*Direction*
Extend the write-up on internet identity, picking up right after its last sentence.

*Text to read*
######
Internet identity or internet persona is a social identity that an Internet user establishes in online communities and websites. While most online persona’s do not explicitly identify the individual, it is most likely that implicit identification can be accomplished through the combination of multiple data sets. Almost every interaction with technology creates digital traces, from the cell tower used to route mobile calls to the vendor recording a credit card transaction; from the photographs taken, to the “status updates” posted online. The idea that these traces can all be merged and connected opens many possibilities to positively identify individuals with multiple online personas. The ability to merge different datasets across domains can facilitate situational awareness for cybersecurity operations.
These instructions will get you a copy of the project up and running on your local machine for development and testing purposes. See deployment for notes on how to deploy the project on a live system.
######
*Dataset entries*
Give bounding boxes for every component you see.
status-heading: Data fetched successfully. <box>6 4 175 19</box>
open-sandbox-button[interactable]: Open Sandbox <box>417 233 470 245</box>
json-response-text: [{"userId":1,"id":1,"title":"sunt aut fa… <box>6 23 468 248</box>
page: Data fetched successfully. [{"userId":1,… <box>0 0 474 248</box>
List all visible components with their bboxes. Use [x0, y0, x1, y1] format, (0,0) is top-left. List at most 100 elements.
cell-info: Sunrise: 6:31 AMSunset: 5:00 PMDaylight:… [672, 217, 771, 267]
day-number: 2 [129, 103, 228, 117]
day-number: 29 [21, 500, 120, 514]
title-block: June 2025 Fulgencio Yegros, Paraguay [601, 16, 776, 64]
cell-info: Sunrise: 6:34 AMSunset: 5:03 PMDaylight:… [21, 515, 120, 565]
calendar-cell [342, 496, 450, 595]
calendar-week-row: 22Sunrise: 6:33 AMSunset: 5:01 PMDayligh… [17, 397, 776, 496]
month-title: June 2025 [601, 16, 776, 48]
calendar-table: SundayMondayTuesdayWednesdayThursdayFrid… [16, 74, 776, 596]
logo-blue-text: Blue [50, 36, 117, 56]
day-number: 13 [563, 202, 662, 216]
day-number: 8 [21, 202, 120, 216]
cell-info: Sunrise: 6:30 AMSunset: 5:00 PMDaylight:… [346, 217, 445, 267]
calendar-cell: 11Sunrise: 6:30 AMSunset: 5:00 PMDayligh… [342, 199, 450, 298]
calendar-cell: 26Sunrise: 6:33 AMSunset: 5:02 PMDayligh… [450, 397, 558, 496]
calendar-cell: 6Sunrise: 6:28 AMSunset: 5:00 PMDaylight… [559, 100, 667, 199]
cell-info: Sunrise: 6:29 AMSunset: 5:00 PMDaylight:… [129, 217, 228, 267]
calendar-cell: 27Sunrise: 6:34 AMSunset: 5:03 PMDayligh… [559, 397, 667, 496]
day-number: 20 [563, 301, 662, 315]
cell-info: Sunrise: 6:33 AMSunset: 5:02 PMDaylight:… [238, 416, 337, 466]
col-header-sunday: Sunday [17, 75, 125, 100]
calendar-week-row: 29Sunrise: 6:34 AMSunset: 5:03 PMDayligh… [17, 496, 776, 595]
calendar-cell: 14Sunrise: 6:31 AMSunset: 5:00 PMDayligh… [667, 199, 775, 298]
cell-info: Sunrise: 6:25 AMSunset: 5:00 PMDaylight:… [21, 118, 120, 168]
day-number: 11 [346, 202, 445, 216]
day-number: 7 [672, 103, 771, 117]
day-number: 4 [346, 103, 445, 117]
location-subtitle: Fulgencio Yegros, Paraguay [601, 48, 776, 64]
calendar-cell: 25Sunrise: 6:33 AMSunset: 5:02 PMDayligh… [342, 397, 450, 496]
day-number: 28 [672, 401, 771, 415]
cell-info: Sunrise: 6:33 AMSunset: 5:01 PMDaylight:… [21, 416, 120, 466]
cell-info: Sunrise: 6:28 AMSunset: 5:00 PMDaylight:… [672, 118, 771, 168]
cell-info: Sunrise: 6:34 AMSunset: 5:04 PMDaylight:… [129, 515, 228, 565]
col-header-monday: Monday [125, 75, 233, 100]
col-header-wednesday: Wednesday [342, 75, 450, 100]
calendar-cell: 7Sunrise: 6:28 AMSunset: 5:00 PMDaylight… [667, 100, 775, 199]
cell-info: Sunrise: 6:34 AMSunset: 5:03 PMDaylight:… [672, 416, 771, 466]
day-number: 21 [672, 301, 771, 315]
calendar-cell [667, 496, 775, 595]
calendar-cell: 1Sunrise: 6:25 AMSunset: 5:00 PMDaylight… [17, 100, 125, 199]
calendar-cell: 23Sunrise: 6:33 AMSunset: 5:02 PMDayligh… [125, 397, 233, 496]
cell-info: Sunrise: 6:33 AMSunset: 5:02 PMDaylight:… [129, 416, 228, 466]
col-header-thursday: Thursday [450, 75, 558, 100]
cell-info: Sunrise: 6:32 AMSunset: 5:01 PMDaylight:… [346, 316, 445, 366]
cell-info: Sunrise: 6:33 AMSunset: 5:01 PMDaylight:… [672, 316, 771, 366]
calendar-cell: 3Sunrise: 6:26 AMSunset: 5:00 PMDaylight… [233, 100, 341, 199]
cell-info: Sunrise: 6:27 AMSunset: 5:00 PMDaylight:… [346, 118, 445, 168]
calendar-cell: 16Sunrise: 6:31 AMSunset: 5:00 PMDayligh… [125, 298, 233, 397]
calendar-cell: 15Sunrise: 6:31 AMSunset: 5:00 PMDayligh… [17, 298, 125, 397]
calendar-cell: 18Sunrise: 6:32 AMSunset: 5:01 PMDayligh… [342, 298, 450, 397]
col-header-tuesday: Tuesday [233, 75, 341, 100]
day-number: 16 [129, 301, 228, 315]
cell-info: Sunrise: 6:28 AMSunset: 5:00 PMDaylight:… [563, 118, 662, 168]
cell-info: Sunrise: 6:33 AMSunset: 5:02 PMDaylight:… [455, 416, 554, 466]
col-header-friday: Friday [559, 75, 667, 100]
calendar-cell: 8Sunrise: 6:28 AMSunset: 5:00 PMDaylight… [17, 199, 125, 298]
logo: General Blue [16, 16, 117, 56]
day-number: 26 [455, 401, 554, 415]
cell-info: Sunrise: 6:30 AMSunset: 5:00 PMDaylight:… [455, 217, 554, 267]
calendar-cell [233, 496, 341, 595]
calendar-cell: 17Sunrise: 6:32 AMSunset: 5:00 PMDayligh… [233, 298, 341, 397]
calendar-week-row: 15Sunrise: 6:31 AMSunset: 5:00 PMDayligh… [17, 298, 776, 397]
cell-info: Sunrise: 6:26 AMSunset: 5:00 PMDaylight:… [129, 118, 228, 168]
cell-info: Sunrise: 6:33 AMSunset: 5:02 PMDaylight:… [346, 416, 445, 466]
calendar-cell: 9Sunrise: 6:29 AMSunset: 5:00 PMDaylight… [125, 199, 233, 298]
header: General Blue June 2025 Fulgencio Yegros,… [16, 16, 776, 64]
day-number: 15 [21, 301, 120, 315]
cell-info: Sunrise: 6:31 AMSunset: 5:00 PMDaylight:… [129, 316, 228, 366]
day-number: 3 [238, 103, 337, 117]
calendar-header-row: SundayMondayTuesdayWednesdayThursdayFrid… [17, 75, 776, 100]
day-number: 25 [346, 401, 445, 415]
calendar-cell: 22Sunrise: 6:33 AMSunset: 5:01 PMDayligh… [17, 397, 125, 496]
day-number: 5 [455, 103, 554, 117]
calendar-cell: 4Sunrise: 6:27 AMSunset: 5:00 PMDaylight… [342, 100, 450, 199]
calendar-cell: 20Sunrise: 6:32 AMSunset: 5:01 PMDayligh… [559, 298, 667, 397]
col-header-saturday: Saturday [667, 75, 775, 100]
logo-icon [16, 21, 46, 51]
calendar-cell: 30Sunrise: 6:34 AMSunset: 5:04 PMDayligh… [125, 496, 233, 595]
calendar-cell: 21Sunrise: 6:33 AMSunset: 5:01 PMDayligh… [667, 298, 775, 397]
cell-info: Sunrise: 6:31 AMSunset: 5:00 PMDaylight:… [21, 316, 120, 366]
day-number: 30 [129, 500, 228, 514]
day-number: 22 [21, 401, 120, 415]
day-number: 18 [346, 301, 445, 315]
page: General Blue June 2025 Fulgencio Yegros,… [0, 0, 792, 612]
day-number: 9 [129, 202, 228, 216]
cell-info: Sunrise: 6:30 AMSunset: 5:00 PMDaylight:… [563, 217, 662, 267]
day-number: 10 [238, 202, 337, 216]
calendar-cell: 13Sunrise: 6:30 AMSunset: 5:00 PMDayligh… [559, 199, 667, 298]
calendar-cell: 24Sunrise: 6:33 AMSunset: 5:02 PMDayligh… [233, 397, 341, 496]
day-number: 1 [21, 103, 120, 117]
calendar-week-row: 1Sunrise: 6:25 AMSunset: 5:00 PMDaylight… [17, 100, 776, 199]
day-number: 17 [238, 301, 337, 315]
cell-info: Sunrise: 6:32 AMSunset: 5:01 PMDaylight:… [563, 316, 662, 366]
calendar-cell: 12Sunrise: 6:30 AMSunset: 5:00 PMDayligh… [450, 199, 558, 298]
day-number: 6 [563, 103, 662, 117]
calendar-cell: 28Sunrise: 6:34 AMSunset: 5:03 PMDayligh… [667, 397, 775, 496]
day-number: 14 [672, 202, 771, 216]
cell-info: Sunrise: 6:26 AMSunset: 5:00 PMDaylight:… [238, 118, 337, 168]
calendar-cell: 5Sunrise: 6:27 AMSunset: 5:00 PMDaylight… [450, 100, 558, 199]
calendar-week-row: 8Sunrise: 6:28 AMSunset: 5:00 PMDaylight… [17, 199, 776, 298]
######
*Task response*
What things you need to install the software and how to install them
pip
python 3.7.3
tweepy v3.5.0
json
csv
time
datetime
sqlite3
A step by step series of examples that tell you how to get a development env running
Say what the step will be
pip install python3
pip install tweepy
pip install sqlite3
The other prerequisites should already be installed with the python library. If not install the remaining by entering "pip install (field)"
The expected output will be entered into a database that will be constanly updated. First we need to make sure that some things are running correctly before the data collection begins.
First make sure that you copy your "twitter-credentials.json" into line 10
with open('/Users/user_info/../../../../twitter-credentials.json') as fp:
cred = json.load(fp)
The 'past_tweets.py' get the past 3,246 tweets from specified users. We write our 'outtweets' to a csv file. The fingerprints below is what we will be using to train model are:
["pulled_at", "screen_name", "social_media", "response_content"]
In order to deploy the data collection, you will have to pass in the username of the account that you want to download. We will use Barack Obama as an example below:
if __name__ == '__main__':
get_all_tweets("barackobama")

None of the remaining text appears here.